[Excerpt from a dataset]
+--

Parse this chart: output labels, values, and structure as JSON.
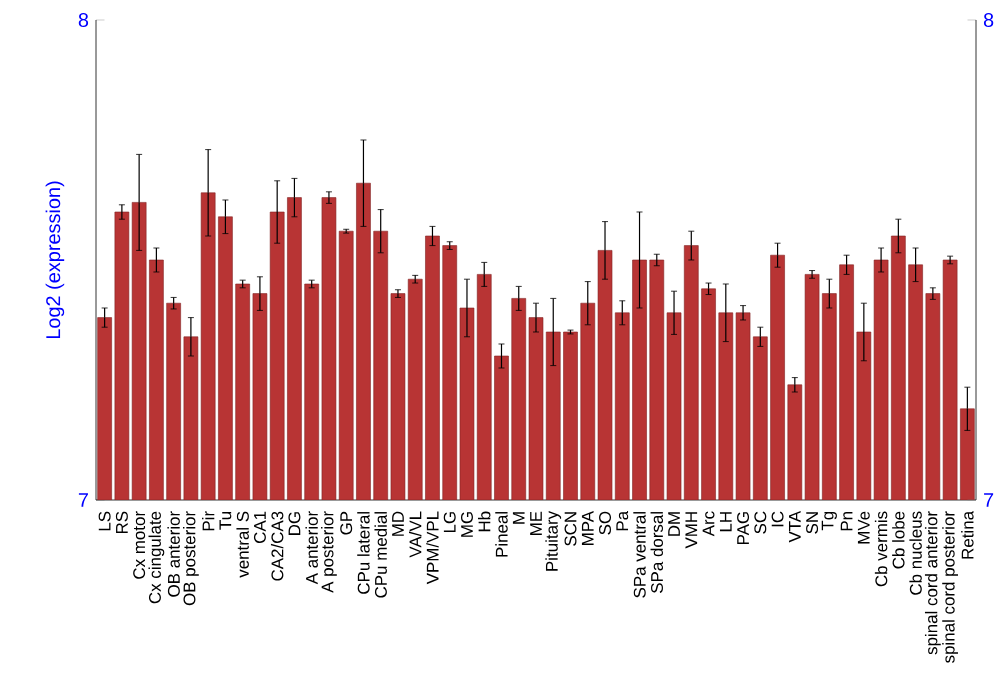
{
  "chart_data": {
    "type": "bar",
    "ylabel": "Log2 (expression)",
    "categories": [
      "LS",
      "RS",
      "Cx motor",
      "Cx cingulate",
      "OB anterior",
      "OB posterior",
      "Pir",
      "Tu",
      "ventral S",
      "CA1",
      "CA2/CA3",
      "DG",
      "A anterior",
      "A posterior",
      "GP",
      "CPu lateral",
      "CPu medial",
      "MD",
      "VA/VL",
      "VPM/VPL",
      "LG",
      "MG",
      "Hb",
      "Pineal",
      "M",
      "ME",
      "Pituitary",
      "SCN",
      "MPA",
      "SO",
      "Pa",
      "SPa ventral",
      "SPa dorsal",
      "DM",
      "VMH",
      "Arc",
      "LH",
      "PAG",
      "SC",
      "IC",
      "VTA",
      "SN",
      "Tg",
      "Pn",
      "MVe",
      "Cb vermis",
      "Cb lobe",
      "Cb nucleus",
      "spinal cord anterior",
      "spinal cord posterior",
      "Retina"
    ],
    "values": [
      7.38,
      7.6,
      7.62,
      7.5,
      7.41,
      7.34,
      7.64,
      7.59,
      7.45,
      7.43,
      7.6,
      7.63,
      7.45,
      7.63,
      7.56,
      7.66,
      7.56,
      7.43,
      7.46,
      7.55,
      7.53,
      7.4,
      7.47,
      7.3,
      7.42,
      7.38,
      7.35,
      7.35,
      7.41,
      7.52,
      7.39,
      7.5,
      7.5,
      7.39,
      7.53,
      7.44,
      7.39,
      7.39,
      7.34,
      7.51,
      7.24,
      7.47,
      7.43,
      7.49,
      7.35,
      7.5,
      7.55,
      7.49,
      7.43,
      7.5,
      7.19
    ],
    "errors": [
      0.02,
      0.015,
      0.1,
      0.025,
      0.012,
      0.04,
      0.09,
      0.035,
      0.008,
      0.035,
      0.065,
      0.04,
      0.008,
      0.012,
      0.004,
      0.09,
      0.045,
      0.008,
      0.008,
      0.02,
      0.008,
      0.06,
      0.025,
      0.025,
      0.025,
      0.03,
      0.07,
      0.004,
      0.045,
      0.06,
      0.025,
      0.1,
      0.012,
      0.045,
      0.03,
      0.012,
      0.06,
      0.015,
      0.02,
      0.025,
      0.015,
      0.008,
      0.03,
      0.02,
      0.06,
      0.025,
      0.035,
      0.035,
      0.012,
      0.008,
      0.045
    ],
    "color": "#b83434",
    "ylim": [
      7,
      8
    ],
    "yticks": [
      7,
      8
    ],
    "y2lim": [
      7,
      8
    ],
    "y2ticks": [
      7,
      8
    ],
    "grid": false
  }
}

+--

# [Written instruction]
Pictures in the records must not appear in the copy; transcribe everything else precisely.

# [Correct output]
Parse this chart: output labels, values, and structure as JSON.
{
  "chart_data": {
    "type": "bar",
    "ylabel": "Log2 (expression)",
    "categories": [
      "LS",
      "RS",
      "Cx motor",
      "Cx cingulate",
      "OB anterior",
      "OB posterior",
      "Pir",
      "Tu",
      "ventral S",
      "CA1",
      "CA2/CA3",
      "DG",
      "A anterior",
      "A posterior",
      "GP",
      "CPu lateral",
      "CPu medial",
      "MD",
      "VA/VL",
      "VPM/VPL",
      "LG",
      "MG",
      "Hb",
      "Pineal",
      "M",
      "ME",
      "Pituitary",
      "SCN",
      "MPA",
      "SO",
      "Pa",
      "SPa ventral",
      "SPa dorsal",
      "DM",
      "VMH",
      "Arc",
      "LH",
      "PAG",
      "SC",
      "IC",
      "VTA",
      "SN",
      "Tg",
      "Pn",
      "MVe",
      "Cb vermis",
      "Cb lobe",
      "Cb nucleus",
      "spinal cord anterior",
      "spinal cord posterior",
      "Retina"
    ],
    "values": [
      7.38,
      7.6,
      7.62,
      7.5,
      7.41,
      7.34,
      7.64,
      7.59,
      7.45,
      7.43,
      7.6,
      7.63,
      7.45,
      7.63,
      7.56,
      7.66,
      7.56,
      7.43,
      7.46,
      7.55,
      7.53,
      7.4,
      7.47,
      7.3,
      7.42,
      7.38,
      7.35,
      7.35,
      7.41,
      7.52,
      7.39,
      7.5,
      7.5,
      7.39,
      7.53,
      7.44,
      7.39,
      7.39,
      7.34,
      7.51,
      7.24,
      7.47,
      7.43,
      7.49,
      7.35,
      7.5,
      7.55,
      7.49,
      7.43,
      7.5,
      7.19
    ],
    "errors": [
      0.02,
      0.015,
      0.1,
      0.025,
      0.012,
      0.04,
      0.09,
      0.035,
      0.008,
      0.035,
      0.065,
      0.04,
      0.008,
      0.012,
      0.004,
      0.09,
      0.045,
      0.008,
      0.008,
      0.02,
      0.008,
      0.06,
      0.025,
      0.025,
      0.025,
      0.03,
      0.07,
      0.004,
      0.045,
      0.06,
      0.025,
      0.1,
      0.012,
      0.045,
      0.03,
      0.012,
      0.06,
      0.015,
      0.02,
      0.025,
      0.015,
      0.008,
      0.03,
      0.02,
      0.06,
      0.025,
      0.035,
      0.035,
      0.012,
      0.008,
      0.045
    ],
    "color": "#b83434",
    "ylim": [
      7,
      8
    ],
    "yticks": [
      7,
      8
    ],
    "y2lim": [
      7,
      8
    ],
    "y2ticks": [
      7,
      8
    ],
    "grid": false
  }
}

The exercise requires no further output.